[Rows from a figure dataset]

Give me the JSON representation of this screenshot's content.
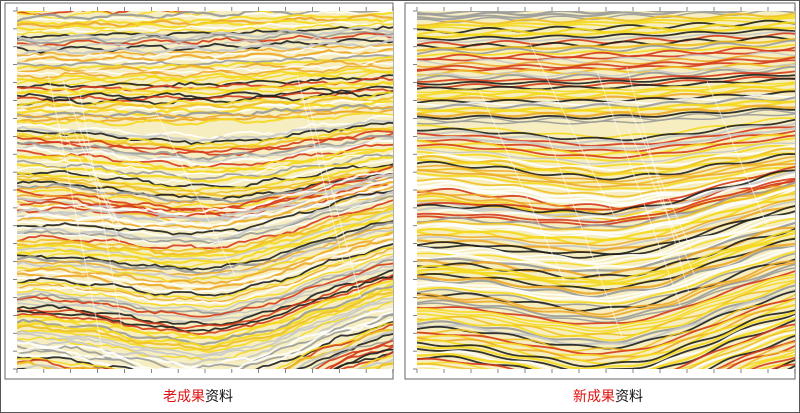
{
  "panels": [
    {
      "caption_highlight": "老成果",
      "caption_rest": "资料"
    },
    {
      "caption_highlight": "新成果",
      "caption_rest": "资料"
    }
  ]
}
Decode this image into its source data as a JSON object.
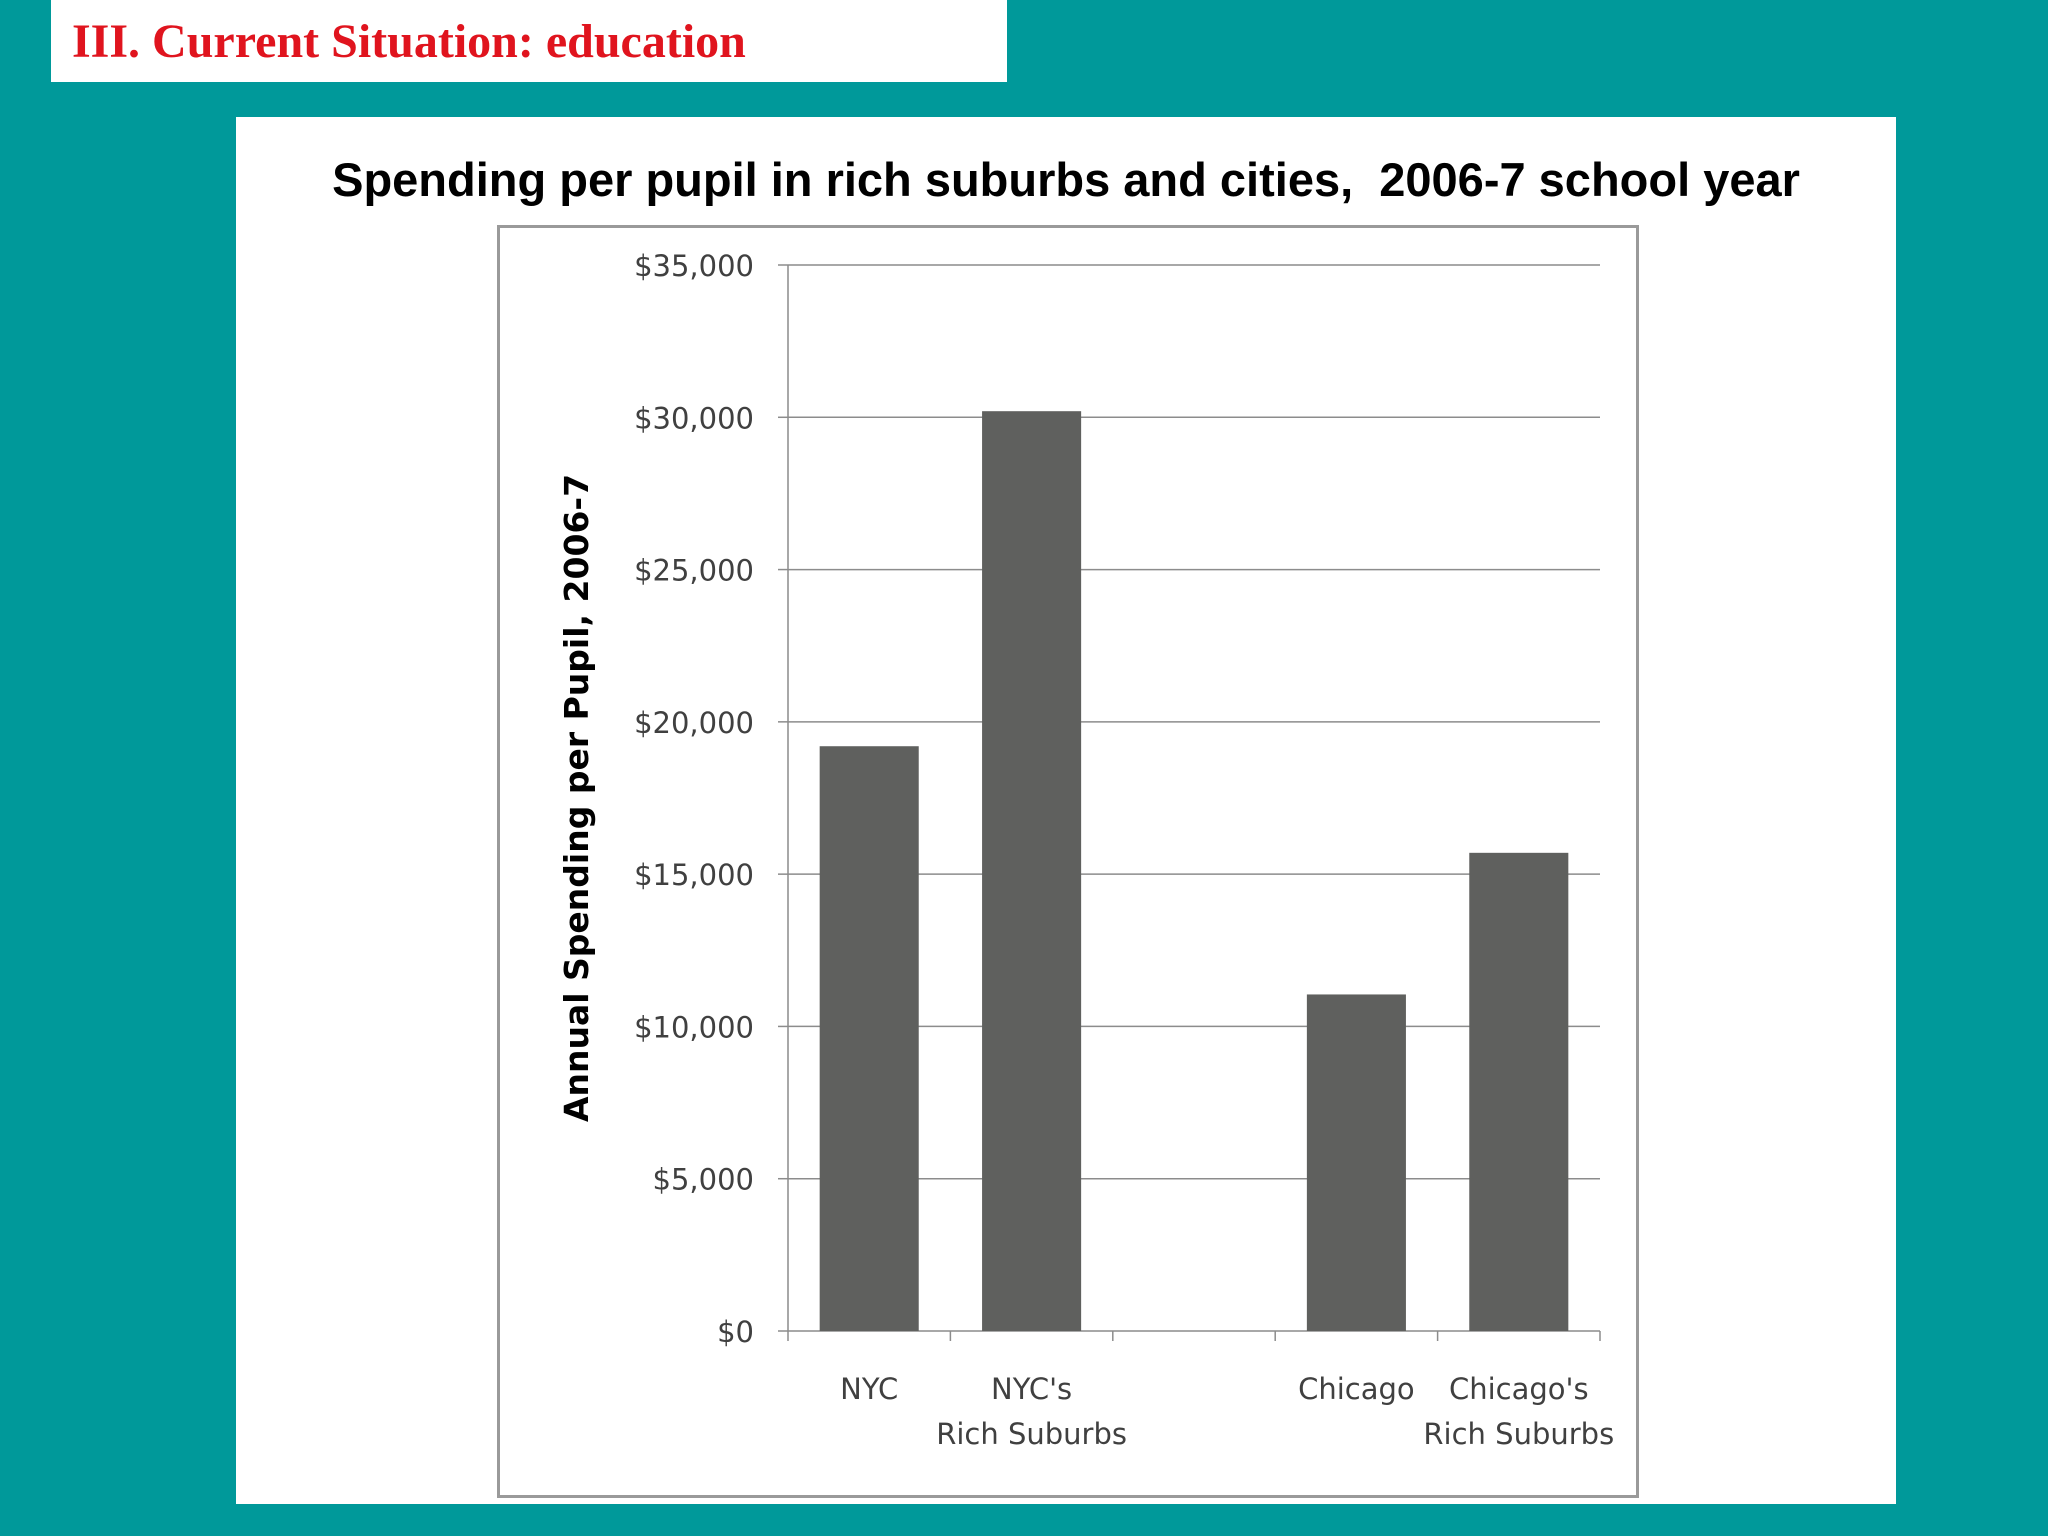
{
  "slide": {
    "heading": "III. Current Situation: education",
    "colors": {
      "background": "#00999A",
      "heading": "#E0141E",
      "bar": "#5F605E"
    }
  },
  "chart_data": {
    "type": "bar",
    "title": "Spending per pupil in rich suburbs and cities,  2006-7 school year",
    "ylabel": "Annual Spending per Pupil, 2006-7",
    "xlabel": "",
    "ylim": [
      0,
      35000
    ],
    "yticks": [
      0,
      5000,
      10000,
      15000,
      20000,
      25000,
      30000,
      35000
    ],
    "ytick_labels": [
      "$0",
      "$5,000",
      "$10,000",
      "$15,000",
      "$20,000",
      "$25,000",
      "$30,000",
      "$35,000"
    ],
    "categories": [
      [
        "NYC"
      ],
      [
        "NYC's",
        "Rich Suburbs"
      ],
      [],
      [
        "Chicago"
      ],
      [
        "Chicago's",
        "Rich Suburbs"
      ]
    ],
    "values": [
      19200,
      30200,
      null,
      11050,
      15700
    ],
    "grid": true,
    "legend": "none"
  }
}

(TASK DIRECTIONS)
Quote the data above in full, leaving out the pictures it holds.

(EXERCISE RESULT)
Give me the JSON representation of this screenshot's content.
{
  "panels": [
    {
      "caption_highlight": "老成果",
      "caption_rest": "资料"
    },
    {
      "caption_highlight": "新成果",
      "caption_rest": "资料"
    }
  ]
}
Decode this image into its source data as a JSON object.
{
  "slide": {
    "heading": "III. Current Situation: education",
    "colors": {
      "background": "#00999A",
      "heading": "#E0141E",
      "bar": "#5F605E"
    }
  },
  "chart_data": {
    "type": "bar",
    "title": "Spending per pupil in rich suburbs and cities,  2006-7 school year",
    "ylabel": "Annual Spending per Pupil, 2006-7",
    "xlabel": "",
    "ylim": [
      0,
      35000
    ],
    "yticks": [
      0,
      5000,
      10000,
      15000,
      20000,
      25000,
      30000,
      35000
    ],
    "ytick_labels": [
      "$0",
      "$5,000",
      "$10,000",
      "$15,000",
      "$20,000",
      "$25,000",
      "$30,000",
      "$35,000"
    ],
    "categories": [
      [
        "NYC"
      ],
      [
        "NYC's",
        "Rich Suburbs"
      ],
      [],
      [
        "Chicago"
      ],
      [
        "Chicago's",
        "Rich Suburbs"
      ]
    ],
    "values": [
      19200,
      30200,
      null,
      11050,
      15700
    ],
    "grid": true,
    "legend": "none"
  }
}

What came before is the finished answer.